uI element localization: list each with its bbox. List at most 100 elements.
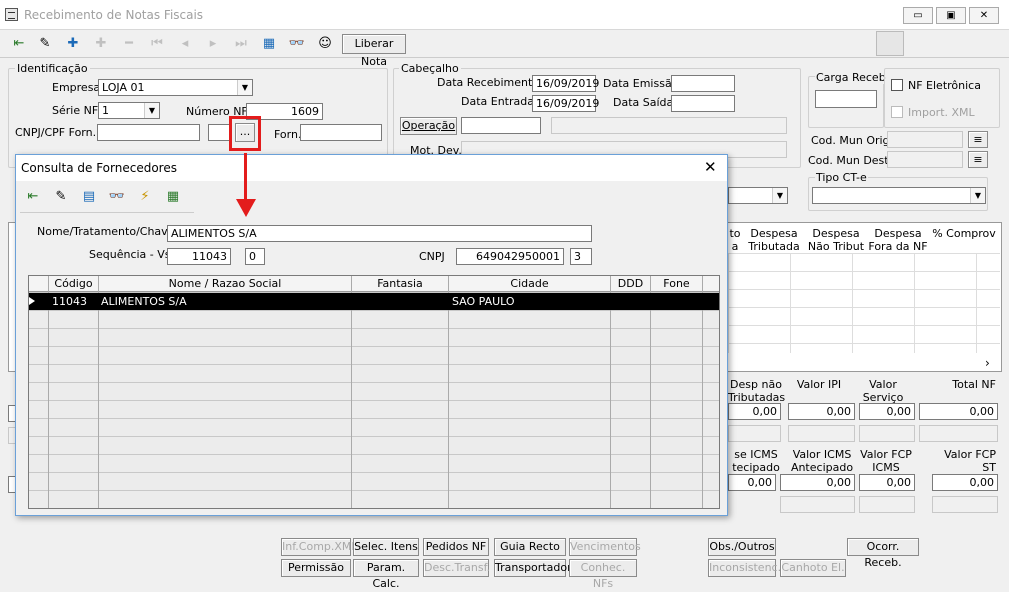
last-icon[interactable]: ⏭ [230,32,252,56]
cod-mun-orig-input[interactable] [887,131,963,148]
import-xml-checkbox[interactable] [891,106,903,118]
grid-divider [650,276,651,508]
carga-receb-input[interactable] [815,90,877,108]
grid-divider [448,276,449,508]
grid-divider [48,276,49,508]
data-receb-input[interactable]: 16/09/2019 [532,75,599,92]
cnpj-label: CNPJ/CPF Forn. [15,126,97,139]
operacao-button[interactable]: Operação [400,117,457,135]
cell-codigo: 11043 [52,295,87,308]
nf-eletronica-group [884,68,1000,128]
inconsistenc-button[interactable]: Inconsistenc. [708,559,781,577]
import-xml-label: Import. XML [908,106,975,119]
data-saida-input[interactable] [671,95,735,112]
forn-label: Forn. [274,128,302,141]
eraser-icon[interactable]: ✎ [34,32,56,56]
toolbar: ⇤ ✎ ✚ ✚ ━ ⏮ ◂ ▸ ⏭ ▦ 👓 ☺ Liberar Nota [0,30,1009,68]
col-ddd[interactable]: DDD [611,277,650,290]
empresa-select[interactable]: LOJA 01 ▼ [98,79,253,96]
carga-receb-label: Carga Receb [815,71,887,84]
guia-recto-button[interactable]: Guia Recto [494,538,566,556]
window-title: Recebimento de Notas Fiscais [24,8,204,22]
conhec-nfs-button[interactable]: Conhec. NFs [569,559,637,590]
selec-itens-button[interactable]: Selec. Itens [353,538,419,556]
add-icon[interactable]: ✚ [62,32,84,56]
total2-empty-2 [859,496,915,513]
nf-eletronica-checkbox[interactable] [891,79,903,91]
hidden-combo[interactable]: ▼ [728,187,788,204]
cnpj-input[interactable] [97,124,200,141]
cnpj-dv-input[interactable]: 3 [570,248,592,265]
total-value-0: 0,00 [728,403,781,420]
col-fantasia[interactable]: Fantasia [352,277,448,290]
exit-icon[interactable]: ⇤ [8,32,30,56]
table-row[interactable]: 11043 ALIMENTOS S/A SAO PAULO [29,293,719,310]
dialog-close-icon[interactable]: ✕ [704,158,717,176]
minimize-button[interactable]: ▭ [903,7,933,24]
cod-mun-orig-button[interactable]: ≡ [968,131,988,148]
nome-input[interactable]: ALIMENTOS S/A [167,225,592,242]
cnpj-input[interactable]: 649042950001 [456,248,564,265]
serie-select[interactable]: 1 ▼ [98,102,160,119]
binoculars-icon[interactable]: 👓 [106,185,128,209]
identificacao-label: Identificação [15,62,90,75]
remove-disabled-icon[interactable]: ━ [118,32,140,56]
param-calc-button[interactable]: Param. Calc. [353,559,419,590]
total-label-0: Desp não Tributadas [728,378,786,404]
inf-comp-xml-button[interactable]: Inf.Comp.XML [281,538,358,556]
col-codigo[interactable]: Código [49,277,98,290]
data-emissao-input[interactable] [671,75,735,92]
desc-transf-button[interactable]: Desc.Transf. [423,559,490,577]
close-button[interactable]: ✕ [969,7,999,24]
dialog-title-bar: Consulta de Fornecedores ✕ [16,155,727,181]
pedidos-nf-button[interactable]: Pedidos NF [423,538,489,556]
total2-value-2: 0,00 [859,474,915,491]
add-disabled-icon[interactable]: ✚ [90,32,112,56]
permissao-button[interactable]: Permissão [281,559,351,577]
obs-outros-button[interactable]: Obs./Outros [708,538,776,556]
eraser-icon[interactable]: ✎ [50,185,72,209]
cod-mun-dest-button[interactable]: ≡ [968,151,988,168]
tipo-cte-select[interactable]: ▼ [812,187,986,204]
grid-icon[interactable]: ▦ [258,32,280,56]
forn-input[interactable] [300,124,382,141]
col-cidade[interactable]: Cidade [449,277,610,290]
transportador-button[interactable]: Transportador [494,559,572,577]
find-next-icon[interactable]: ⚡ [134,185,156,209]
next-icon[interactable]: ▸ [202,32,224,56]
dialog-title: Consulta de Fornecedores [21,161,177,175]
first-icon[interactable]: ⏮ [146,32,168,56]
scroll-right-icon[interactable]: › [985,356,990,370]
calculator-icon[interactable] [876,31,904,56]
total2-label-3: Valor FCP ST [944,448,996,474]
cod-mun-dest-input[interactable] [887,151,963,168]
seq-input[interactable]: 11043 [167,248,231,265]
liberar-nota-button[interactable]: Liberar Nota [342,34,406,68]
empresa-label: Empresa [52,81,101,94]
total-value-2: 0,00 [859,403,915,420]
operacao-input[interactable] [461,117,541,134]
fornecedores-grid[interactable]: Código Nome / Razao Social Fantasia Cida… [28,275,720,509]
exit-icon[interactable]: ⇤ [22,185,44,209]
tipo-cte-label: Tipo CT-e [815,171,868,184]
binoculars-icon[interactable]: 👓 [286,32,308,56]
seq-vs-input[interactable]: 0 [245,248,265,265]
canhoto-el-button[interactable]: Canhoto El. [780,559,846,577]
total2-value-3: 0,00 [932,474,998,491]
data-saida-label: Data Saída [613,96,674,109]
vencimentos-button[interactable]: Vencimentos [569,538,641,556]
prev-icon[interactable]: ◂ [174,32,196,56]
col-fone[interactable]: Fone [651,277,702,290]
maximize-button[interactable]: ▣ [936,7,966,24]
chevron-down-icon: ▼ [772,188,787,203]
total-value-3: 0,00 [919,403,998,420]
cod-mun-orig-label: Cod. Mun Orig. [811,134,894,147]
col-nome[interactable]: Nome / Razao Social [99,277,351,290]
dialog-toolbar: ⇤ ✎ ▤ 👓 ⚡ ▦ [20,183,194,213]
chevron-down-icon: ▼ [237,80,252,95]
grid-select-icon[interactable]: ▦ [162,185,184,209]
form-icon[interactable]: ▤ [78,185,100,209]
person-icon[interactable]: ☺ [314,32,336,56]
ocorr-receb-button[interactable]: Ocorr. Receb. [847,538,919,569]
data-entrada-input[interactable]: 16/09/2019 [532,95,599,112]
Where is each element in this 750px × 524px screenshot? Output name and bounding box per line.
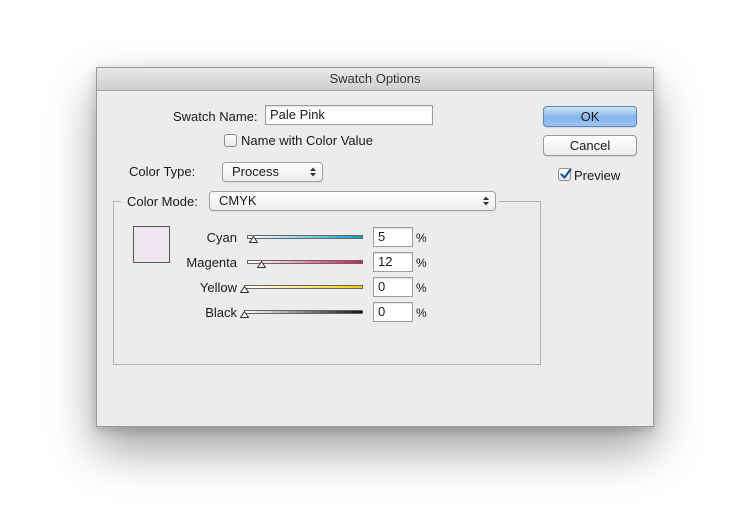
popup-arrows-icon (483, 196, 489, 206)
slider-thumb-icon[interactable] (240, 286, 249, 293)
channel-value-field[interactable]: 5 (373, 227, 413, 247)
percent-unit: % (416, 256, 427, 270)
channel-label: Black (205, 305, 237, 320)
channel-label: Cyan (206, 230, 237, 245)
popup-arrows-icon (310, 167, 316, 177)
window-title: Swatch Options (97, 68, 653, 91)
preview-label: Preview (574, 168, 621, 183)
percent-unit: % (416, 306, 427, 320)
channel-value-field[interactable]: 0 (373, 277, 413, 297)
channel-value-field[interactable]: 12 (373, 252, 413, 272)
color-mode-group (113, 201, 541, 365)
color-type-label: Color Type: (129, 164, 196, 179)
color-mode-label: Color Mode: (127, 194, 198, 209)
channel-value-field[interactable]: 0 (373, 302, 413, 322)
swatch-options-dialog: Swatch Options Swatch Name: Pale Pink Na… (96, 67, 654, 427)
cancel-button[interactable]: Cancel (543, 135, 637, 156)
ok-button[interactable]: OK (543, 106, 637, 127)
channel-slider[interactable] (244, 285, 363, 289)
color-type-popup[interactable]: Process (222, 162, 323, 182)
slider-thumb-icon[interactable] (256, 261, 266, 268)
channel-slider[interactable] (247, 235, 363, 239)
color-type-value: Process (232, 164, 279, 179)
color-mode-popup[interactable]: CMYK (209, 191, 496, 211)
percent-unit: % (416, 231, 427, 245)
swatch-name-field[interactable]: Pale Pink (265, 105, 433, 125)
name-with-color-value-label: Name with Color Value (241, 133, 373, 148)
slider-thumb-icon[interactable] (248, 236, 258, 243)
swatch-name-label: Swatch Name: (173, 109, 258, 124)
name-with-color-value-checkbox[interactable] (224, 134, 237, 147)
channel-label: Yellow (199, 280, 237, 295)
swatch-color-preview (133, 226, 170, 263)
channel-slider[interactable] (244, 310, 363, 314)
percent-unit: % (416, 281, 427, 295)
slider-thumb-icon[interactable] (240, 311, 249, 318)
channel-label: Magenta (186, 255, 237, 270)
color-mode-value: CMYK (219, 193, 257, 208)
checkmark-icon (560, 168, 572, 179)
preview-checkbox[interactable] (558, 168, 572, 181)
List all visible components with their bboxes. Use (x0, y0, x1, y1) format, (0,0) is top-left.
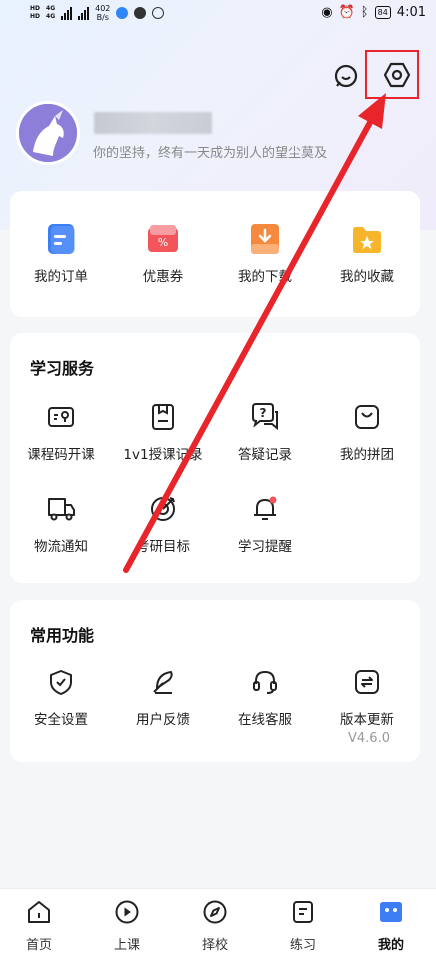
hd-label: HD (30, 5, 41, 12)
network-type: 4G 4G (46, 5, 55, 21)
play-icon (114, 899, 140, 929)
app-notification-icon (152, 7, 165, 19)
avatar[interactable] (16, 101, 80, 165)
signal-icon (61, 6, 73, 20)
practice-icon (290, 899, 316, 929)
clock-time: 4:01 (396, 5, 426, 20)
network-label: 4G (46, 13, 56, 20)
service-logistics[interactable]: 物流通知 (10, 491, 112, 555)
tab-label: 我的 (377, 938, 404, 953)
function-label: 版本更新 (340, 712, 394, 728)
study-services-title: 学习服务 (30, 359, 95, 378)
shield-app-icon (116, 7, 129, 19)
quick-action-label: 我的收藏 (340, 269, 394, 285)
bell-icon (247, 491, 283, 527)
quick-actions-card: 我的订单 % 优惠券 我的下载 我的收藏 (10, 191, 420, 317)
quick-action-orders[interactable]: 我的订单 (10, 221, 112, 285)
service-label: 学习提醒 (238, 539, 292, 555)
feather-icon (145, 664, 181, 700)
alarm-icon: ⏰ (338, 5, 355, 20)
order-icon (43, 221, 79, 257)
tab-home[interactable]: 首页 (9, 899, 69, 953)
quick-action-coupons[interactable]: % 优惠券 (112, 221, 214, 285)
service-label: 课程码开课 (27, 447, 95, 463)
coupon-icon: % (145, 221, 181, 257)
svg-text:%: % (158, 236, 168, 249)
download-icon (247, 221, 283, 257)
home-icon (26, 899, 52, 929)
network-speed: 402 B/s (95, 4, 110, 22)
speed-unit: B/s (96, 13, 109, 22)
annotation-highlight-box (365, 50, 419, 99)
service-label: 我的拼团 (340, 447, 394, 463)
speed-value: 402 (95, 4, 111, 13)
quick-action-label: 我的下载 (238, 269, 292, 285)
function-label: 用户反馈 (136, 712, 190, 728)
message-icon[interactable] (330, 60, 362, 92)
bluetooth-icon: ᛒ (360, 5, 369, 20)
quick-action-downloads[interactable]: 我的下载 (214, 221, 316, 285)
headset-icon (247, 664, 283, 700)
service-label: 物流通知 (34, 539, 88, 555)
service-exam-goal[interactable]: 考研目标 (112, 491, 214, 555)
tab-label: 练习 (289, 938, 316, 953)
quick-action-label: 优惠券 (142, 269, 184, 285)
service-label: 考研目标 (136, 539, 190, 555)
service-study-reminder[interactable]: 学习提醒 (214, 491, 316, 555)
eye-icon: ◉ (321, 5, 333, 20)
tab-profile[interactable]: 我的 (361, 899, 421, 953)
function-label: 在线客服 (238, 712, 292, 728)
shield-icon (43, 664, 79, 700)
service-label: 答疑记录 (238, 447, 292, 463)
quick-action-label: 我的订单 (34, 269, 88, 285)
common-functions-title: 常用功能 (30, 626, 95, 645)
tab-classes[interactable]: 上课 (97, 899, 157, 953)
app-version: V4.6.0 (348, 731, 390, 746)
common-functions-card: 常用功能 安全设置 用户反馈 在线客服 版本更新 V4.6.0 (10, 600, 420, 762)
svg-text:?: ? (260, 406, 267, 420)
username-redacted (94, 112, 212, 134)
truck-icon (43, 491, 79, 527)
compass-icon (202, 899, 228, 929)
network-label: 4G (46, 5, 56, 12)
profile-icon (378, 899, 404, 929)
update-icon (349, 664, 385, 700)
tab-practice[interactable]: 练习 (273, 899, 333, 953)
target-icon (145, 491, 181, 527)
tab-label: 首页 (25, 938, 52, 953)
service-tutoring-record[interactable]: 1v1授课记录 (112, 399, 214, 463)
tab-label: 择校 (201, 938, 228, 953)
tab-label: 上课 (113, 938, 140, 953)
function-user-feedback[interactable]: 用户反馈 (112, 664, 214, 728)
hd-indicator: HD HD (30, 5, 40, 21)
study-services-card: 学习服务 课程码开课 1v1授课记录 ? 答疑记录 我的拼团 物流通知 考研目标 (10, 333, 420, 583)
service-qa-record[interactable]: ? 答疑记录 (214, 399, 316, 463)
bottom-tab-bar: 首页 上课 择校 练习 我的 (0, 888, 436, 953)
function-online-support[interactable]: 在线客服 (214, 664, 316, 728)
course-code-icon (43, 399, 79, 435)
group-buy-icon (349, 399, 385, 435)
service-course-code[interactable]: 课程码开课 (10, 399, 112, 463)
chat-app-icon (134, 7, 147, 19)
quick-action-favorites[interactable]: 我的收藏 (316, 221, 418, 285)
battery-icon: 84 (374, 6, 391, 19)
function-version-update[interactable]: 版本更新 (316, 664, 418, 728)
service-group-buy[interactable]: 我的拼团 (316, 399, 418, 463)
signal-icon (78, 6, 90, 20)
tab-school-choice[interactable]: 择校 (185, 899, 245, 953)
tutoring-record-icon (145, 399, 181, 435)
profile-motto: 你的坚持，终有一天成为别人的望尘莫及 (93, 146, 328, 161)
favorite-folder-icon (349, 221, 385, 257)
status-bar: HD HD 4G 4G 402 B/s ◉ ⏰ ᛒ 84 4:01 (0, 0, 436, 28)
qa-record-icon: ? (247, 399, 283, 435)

_ _ _ _ _ _ _

◆ WHAT NEEDS TO BE DONE ◆
Copy the lines of the data above, starting with the one containing "hd-label: HD (30, 5, 41, 12)" and ending with the one containing "quick-actions-card: 我的订单 %", including both of those lines and leaving every character unchanged.

◆ TASK RESULT ◆
hd-label: HD (30, 5, 41, 12)
network-type: 4G 4G (46, 5, 55, 21)
play-icon (114, 899, 140, 929)
app-notification-icon (152, 7, 165, 19)
avatar[interactable] (16, 101, 80, 165)
signal-icon (61, 6, 73, 20)
practice-icon (290, 899, 316, 929)
clock-time: 4:01 (396, 5, 426, 20)
network-label: 4G (46, 13, 56, 20)
service-logistics[interactable]: 物流通知 (10, 491, 112, 555)
tab-label: 我的 (377, 938, 404, 953)
function-label: 版本更新 (340, 712, 394, 728)
study-services-title: 学习服务 (30, 359, 95, 378)
shield-app-icon (116, 7, 129, 19)
quick-action-label: 我的收藏 (340, 269, 394, 285)
bell-icon (247, 491, 283, 527)
quick-actions-card: 我的订单 % 优惠券 我的下载 我的收藏 (10, 191, 420, 317)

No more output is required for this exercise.